=== DATA TO USE ===
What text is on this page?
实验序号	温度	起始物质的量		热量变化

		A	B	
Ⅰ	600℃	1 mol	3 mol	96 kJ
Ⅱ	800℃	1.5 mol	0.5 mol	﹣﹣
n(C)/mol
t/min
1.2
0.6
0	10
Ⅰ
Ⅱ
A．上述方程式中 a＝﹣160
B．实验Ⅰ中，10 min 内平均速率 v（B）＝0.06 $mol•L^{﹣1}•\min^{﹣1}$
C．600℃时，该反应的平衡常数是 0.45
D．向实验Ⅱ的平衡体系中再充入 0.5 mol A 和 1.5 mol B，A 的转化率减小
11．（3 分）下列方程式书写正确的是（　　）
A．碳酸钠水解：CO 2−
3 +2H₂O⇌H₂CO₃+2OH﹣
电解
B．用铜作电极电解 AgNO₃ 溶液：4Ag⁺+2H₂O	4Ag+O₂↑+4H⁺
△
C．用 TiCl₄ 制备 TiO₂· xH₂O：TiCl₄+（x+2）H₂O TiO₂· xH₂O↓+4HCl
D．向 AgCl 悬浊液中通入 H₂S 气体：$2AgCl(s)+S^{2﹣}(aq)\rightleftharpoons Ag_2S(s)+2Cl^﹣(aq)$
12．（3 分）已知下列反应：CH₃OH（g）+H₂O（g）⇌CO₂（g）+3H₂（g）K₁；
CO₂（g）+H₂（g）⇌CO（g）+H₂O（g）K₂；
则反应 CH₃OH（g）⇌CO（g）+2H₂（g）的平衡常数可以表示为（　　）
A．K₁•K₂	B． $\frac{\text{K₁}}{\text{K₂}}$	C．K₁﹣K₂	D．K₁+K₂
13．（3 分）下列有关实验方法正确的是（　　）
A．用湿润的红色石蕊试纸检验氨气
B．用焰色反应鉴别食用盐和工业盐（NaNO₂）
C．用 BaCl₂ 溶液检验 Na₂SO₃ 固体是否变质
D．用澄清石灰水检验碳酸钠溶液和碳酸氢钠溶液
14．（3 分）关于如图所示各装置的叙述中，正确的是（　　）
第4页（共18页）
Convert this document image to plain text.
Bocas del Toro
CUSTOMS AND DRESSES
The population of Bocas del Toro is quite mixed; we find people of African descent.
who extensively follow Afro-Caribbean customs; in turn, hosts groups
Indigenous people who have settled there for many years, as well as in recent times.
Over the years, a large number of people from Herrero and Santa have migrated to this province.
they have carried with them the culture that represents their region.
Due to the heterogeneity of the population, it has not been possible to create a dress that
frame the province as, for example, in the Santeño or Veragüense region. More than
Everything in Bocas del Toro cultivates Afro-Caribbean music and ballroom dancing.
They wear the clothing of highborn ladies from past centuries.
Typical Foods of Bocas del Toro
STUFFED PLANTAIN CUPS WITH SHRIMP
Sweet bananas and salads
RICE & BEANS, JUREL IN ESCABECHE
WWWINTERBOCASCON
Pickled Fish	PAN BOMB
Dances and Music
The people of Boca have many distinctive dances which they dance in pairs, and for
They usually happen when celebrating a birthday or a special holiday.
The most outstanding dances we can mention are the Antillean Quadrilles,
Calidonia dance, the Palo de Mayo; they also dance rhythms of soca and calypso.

=== JOB ===
Go through the records above and retype each one exactly.

=== ANSWER BELOW ===
What text is on this page?
实验序号	温度	起始物质的量		热量变化

		A	B	
Ⅰ	600℃	1 mol	3 mol	96 kJ
Ⅱ	800℃	1.5 mol	0.5 mol	﹣﹣
n(C)/mol
t/min
1.2
0.6
0	10
Ⅰ
Ⅱ
A．上述方程式中 a＝﹣160
B．实验Ⅰ中，10 min 内平均速率 v（B）＝0.06 $mol•L^{﹣1}•\min^{﹣1}$
C．600℃时，该反应的平衡常数是 0.45
D．向实验Ⅱ的平衡体系中再充入 0.5 mol A 和 1.5 mol B，A 的转化率减小
11．（3 分）下列方程式书写正确的是（　　）
A．碳酸钠水解：CO 2−
3 +2H₂O⇌H₂CO₃+2OH﹣
电解
B．用铜作电极电解 AgNO₃ 溶液：4Ag⁺+2H₂O	4Ag+O₂↑+4H⁺
△
C．用 TiCl₄ 制备 TiO₂· xH₂O：TiCl₄+（x+2）H₂O TiO₂· xH₂O↓+4HCl
D．向 AgCl 悬浊液中通入 H₂S 气体：$2AgCl(s)+S^{2﹣}(aq)\rightleftharpoons Ag_2S(s)+2Cl^﹣(aq)$
12．（3 分）已知下列反应：CH₃OH（g）+H₂O（g）⇌CO₂（g）+3H₂（g）K₁；
CO₂（g）+H₂（g）⇌CO（g）+H₂O（g）K₂；
则反应 CH₃OH（g）⇌CO（g）+2H₂（g）的平衡常数可以表示为（　　）
A．K₁•K₂	B． $\frac{\text{K₁}}{\text{K₂}}$	C．K₁﹣K₂	D．K₁+K₂
13．（3 分）下列有关实验方法正确的是（　　）
A．用湿润的红色石蕊试纸检验氨气
B．用焰色反应鉴别食用盐和工业盐（NaNO₂）
C．用 BaCl₂ 溶液检验 Na₂SO₃ 固体是否变质
D．用澄清石灰水检验碳酸钠溶液和碳酸氢钠溶液
14．（3 分）关于如图所示各装置的叙述中，正确的是（　　）
第4页（共18页）
Convert this document image to plain text.
Bocas del Toro
CUSTOMS AND DRESSES
The population of Bocas del Toro is quite mixed; we find people of African descent.
who extensively follow Afro-Caribbean customs; in turn, hosts groups
Indigenous people who have settled there for many years, as well as in recent times.
Over the years, a large number of people from Herrero and Santa have migrated to this province.
they have carried with them the culture that represents their region.
Due to the heterogeneity of the population, it has not been possible to create a dress that
frame the province as, for example, in the Santeño or Veragüense region. More than
Everything in Bocas del Toro cultivates Afro-Caribbean music and ballroom dancing.
They wear the clothing of highborn ladies from past centuries.
Typical Foods of Bocas del Toro
STUFFED PLANTAIN CUPS WITH SHRIMP
Sweet bananas and salads
RICE & BEANS, JUREL IN ESCABECHE
WWWINTERBOCASCON
Pickled Fish	PAN BOMB
Dances and Music
The people of Boca have many distinctive dances which they dance in pairs, and for
They usually happen when celebrating a birthday or a special holiday.
The most outstanding dances we can mention are the Antillean Quadrilles,
Calidonia dance, the Palo de Mayo; they also dance rhythms of soca and calypso.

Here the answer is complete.